**INSTRUÇÃO A**
Transcreva sem nenhuma alteração as linhas de todos os registros que aparecem depois do texto.

Nós, os imprudentes: a interpretação do Direito ladeira abaixo

Mas ainda há esperança de que essa luz não seja de um trem


Por: Jocê Rodrigues

Vivemos para apreciar a derrocada da interpretação. Como um condenado no cadafalso, ela dá seus últimos suspiros antes que um simples puxão de alavanca arranque o chão de seus pés e com ele, o último suspiro.

Seja no debate público ou privado, perdemos a capacidade de enxergar nuances. Se não é preto, é branco. Se não é em cima, logo, está embaixo. Se não está comigo, é óbvio que está contra mim. Se não pensa como eu, é burro ou mal informado. E assim ad infinitum. No cenário atual, nos falta tato e falta tino.

No âmbito jurídico, o debate sobre alcance e limites da interpretação é rica, extensa e complexa. Rendeu e continua a render teses, livros e artigos. No Brasil, poucos abordaram o espinhoso tema com a elegância e clareza que fez Luiz Alberto Warat. Tudo bem que ele não era brasileiro puro-sangue, mas o que se pode fazer se o hermano ajudou a iluminar alguns dos recantos mais sombrios do nosso Direito?

Embora ainda seja visto por muitos como um doidivanas, com seu espírito libertário e apaixonado, Warat desafiou a mentalidade de uma época. Foi muito além do que até então era senso comum e fez estrago em certas verdades absolutas do mundo jurídico. Um furacão necessário que chacoalhou as estruturas do ensino da disciplina no país na década de 1970 e 1980.

Dentre suas mais duras críticas está aquela voltada à interpretação formalista da lei. Foi um apaixonado, sem rédea e cabresto que lhe desse freio. Em suas próprias palavras: “Só os apaixonados contestam, protestam, procuram a transformação […] A paixão é o elemento da liberdade.” Bonito, mas talvez utópico demais.

**INSTRUÇÃO B**
Traduza para o inglês esta frase do texto sobre a interpretação do Direito: "Seja no debate público ou privado, perdemos a capacidade de enxergar nuances."

**DADOS DO EXERCÍCIO**
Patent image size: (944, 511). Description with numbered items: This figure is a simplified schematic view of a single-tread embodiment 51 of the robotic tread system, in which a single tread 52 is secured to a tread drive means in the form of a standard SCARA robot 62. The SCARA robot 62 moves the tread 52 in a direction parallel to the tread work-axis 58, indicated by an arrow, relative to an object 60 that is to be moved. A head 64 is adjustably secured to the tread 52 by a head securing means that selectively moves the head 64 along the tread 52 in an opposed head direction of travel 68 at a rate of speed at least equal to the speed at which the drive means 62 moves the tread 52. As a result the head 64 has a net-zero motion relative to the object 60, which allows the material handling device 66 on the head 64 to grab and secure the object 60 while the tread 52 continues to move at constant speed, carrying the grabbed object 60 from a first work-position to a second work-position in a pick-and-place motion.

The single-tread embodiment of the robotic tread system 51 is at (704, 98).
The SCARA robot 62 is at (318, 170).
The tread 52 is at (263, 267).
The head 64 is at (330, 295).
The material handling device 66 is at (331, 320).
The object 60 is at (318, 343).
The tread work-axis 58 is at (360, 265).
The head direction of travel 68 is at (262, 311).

**RESOLUÇÃO DETALHADA A**
Patent image size: (944, 511). Description with numbered items: This figure is a simplified schematic view of a single-tread embodiment 51 of the robotic tread system, in which a single tread 52 is secured to a tread drive means in the form of a standard SCARA robot 62. The SCARA robot 62 moves the tread 52 in a direction parallel to the tread work-axis 58, indicated by an arrow, relative to an object 60 that is to be moved. A head 64 is adjustably secured to the tread 52 by a head securing means that selectively moves the head 64 along the tread 52 in an opposed head direction of travel 68 at a rate of speed at least equal to the speed at which the drive means 62 moves the tread 52. As a result the head 64 has a net-zero motion relative to the object 60, which allows the material handling device 66 on the head 64 to grab and secure the object 60 while the tread 52 continues to move at constant speed, carrying the grabbed object 60 from a first work-position to a second work-position in a pick-and-place motion.

The single-tread embodiment of the robotic tread system 51 is at (704, 98).
The SCARA robot 62 is at (318, 170).
The tread 52 is at (263, 267).
The head 64 is at (330, 295).
The material handling device 66 is at (331, 320).
The object 60 is at (318, 343).
The tread work-axis 58 is at (360, 265).
The head direction of travel 68 is at (262, 311).

**RESOLUÇÃO DETALHADA B**
Whether in public or private debate, we have lost the ability to see nuances.